** Instruction **
Reproduce this listing in full.

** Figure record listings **

-.-.-

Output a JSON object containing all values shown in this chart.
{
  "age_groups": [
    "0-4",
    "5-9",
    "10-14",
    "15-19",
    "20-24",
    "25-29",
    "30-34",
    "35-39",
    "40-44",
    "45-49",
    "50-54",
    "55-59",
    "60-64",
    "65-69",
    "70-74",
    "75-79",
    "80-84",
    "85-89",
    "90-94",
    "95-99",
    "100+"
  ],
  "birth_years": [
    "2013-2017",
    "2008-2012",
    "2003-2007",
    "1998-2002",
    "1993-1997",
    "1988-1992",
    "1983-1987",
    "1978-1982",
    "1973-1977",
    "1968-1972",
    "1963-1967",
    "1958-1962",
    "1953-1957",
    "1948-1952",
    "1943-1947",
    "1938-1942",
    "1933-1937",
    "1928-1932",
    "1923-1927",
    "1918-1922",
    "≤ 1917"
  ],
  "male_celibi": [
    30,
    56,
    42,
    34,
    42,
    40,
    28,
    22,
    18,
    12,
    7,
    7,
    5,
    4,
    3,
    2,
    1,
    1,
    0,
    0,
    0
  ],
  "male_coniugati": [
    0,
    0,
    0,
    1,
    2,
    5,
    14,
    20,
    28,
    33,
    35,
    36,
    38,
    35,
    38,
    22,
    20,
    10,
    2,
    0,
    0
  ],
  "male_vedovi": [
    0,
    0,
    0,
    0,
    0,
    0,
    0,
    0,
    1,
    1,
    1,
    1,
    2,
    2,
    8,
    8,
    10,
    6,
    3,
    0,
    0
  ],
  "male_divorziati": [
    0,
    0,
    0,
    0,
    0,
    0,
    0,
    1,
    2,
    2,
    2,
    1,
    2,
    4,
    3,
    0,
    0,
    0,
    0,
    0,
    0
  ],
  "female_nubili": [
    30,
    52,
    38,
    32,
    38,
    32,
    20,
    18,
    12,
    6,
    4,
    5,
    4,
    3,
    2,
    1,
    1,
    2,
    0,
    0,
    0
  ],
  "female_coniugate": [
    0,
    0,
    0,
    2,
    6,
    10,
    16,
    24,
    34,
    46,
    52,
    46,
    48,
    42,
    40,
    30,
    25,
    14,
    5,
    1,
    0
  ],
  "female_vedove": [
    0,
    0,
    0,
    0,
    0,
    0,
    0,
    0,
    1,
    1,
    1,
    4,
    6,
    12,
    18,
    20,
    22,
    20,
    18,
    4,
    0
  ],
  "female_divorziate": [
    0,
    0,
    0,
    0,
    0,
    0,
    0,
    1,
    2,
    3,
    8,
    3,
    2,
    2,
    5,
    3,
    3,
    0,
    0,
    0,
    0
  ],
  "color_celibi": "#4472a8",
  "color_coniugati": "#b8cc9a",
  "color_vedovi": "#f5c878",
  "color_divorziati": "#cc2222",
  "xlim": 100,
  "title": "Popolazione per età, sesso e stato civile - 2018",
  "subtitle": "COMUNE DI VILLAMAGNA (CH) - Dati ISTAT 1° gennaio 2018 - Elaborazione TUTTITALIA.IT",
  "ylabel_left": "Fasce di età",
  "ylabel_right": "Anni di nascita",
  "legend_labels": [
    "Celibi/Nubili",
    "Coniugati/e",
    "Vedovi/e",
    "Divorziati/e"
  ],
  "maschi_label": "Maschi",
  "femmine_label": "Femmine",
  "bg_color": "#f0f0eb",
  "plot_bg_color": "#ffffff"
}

-.-.-

** Result below **
Output a JSON object containing all values shown in this chart.
{
  "age_groups": [
    "0-4",
    "5-9",
    "10-14",
    "15-19",
    "20-24",
    "25-29",
    "30-34",
    "35-39",
    "40-44",
    "45-49",
    "50-54",
    "55-59",
    "60-64",
    "65-69",
    "70-74",
    "75-79",
    "80-84",
    "85-89",
    "90-94",
    "95-99",
    "100+"
  ],
  "birth_years": [
    "2013-2017",
    "2008-2012",
    "2003-2007",
    "1998-2002",
    "1993-1997",
    "1988-1992",
    "1983-1987",
    "1978-1982",
    "1973-1977",
    "1968-1972",
    "1963-1967",
    "1958-1962",
    "1953-1957",
    "1948-1952",
    "1943-1947",
    "1938-1942",
    "1933-1937",
    "1928-1932",
    "1923-1927",
    "1918-1922",
    "≤ 1917"
  ],
  "male_celibi": [
    30,
    56,
    42,
    34,
    42,
    40,
    28,
    22,
    18,
    12,
    7,
    7,
    5,
    4,
    3,
    2,
    1,
    1,
    0,
    0,
    0
  ],
  "male_coniugati": [
    0,
    0,
    0,
    1,
    2,
    5,
    14,
    20,
    28,
    33,
    35,
    36,
    38,
    35,
    38,
    22,
    20,
    10,
    2,
    0,
    0
  ],
  "male_vedovi": [
    0,
    0,
    0,
    0,
    0,
    0,
    0,
    0,
    1,
    1,
    1,
    1,
    2,
    2,
    8,
    8,
    10,
    6,
    3,
    0,
    0
  ],
  "male_divorziati": [
    0,
    0,
    0,
    0,
    0,
    0,
    0,
    1,
    2,
    2,
    2,
    1,
    2,
    4,
    3,
    0,
    0,
    0,
    0,
    0,
    0
  ],
  "female_nubili": [
    30,
    52,
    38,
    32,
    38,
    32,
    20,
    18,
    12,
    6,
    4,
    5,
    4,
    3,
    2,
    1,
    1,
    2,
    0,
    0,
    0
  ],
  "female_coniugate": [
    0,
    0,
    0,
    2,
    6,
    10,
    16,
    24,
    34,
    46,
    52,
    46,
    48,
    42,
    40,
    30,
    25,
    14,
    5,
    1,
    0
  ],
  "female_vedove": [
    0,
    0,
    0,
    0,
    0,
    0,
    0,
    0,
    1,
    1,
    1,
    4,
    6,
    12,
    18,
    20,
    22,
    20,
    18,
    4,
    0
  ],
  "female_divorziate": [
    0,
    0,
    0,
    0,
    0,
    0,
    0,
    1,
    2,
    3,
    8,
    3,
    2,
    2,
    5,
    3,
    3,
    0,
    0,
    0,
    0
  ],
  "color_celibi": "#4472a8",
  "color_coniugati": "#b8cc9a",
  "color_vedovi": "#f5c878",
  "color_divorziati": "#cc2222",
  "xlim": 100,
  "title": "Popolazione per età, sesso e stato civile - 2018",
  "subtitle": "COMUNE DI VILLAMAGNA (CH) - Dati ISTAT 1° gennaio 2018 - Elaborazione TUTTITALIA.IT",
  "ylabel_left": "Fasce di età",
  "ylabel_right": "Anni di nascita",
  "legend_labels": [
    "Celibi/Nubili",
    "Coniugati/e",
    "Vedovi/e",
    "Divorziati/e"
  ],
  "maschi_label": "Maschi",
  "femmine_label": "Femmine",
  "bg_color": "#f0f0eb",
  "plot_bg_color": "#ffffff"
}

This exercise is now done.